__Task instructions__
(a) In the Sid James thread, how long had Sid James had his old username and avatar before changing them?
(b) Name every distinct username that posts in the Sid James thread.
(c) Repeat the part of the Sid James thread that begins at the words "True, I almost" and stops after "(May 18, 2011)".

__Text section__
###

# Sid James!



## Lenfer (Aug 15, 2011)

I could never stand *Sid James* (the actor) even the sight of him used to make me cringe. However when I joined *TC* I met *Sid James* (the TC member) and I have spoken with him and few times and he recommended some CDs to me which are rather good thanks by the way. 

I used to hate seeing his avatar, a picture of his name sake *Sid James*. Then I had to stop posting etc due to ill health, only to find that *Sid* had changed his avatar to something else.

Your posts have lost something *Sid* maybe I'm a *masochist* but I always smiled when I read your posts because I hated him so! Would you consider changing it back please? 

Haven't seen you online for a bit hope everything is well.

Everyone else please vote.


----------



## Ravellian (Aug 17, 2009)

I think he should change his name back to Andre and bring back the hooded cat avatar.


----------



## Huilunsoittaja (Apr 6, 2010)

Ravellian said:


> I think he should change his name back to Andre and bring back the hooded cat avatar.


True, I almost view his new avatar as a new person. I also noticed that soon after he changed to Sid James, he actually started liking more of my posts, and being curious about Russian composers. So I have trouble viewing him as that prior person who was really into Modern and Australian composers like before.


----------



## kv466 (May 18, 2011)

Sid's a cool señor no matter what he or his cat are sporting...it's true that you can easily skim past his posts with a different avatar but that can only happen if you're not reading the posts; only a couple of lines and you pretty much know who it is!


----------



## Lenfer (Aug 15, 2011)

kv466 said:


> Sid's a cool señor no matter what he or his cat are sporting...it's true that you can easily skim past his posts with a different avatar but that can only happen if you're not reading the posts; only a couple of lines and you pretty much know who it is!


True very true but I pictured *SJ* in my mind as looking like *Sid James* I know he most likely doesn't though which is a good thing seeing *Sid James* is dead. I feel that people who have avatar that are their own pictures that they have a certain mystique about them and changing it once you are well known lessens it.

I didn't know he had changed it before I just assumed it had always been that way because of his username. It's his picture though and he can choose what he likes next time I just hope it's Sid James.


----------



## samurai (Apr 22, 2011)

For me, I love *our* *Sid* *James *regardless of the avatar he posts because of the intelligence and deep thought which he puts into all of his posts. That said, however, being a Leo and a cat lover to boot, there is little doubt in my mind what his avatar should *really* *be* {and it's so cute also}.


----------



## Sid James (Feb 7, 2009)

Thanks guys for all the compliments.

As to changing my username and avatar, I just wanted a change as I'd had the old ones for like 2 years. I always liked British cinema, so the actor Sid James was as good as any. Another thing is that the name Sidney is similar to the city of Sydney here in Australia.

###

__Items from a data source__
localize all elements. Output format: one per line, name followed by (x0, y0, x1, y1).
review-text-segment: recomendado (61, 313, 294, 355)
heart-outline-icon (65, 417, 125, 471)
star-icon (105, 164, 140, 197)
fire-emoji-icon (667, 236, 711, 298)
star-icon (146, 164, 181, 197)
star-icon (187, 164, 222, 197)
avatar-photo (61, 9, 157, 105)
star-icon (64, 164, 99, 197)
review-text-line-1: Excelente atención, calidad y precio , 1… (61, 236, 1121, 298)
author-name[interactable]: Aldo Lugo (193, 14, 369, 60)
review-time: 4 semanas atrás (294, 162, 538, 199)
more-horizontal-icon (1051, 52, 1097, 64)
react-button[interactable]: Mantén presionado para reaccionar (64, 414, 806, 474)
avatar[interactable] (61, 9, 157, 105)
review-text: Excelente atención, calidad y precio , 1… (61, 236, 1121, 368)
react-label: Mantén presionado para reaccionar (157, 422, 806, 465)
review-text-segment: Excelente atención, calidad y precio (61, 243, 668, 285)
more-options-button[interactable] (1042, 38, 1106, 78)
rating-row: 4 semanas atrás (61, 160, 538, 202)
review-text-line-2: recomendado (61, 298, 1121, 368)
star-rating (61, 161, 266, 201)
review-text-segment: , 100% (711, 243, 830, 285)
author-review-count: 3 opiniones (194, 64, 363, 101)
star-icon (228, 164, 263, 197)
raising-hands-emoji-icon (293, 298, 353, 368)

###

__Exercise solutions__
(a) About 2 years.

(b) Lenfer, Ravellian, Huilunsoittaja, kv466, samurai, Sid James

(c)
True, I almost view his new avatar as a new person. I also noticed that soon after he changed to Sid James, he actually started liking more of my posts, and being curious about Russian composers. So I have trouble viewing him as that prior person who was really into Modern and Australian composers like before.


----------



## kv466 (May 18, 2011)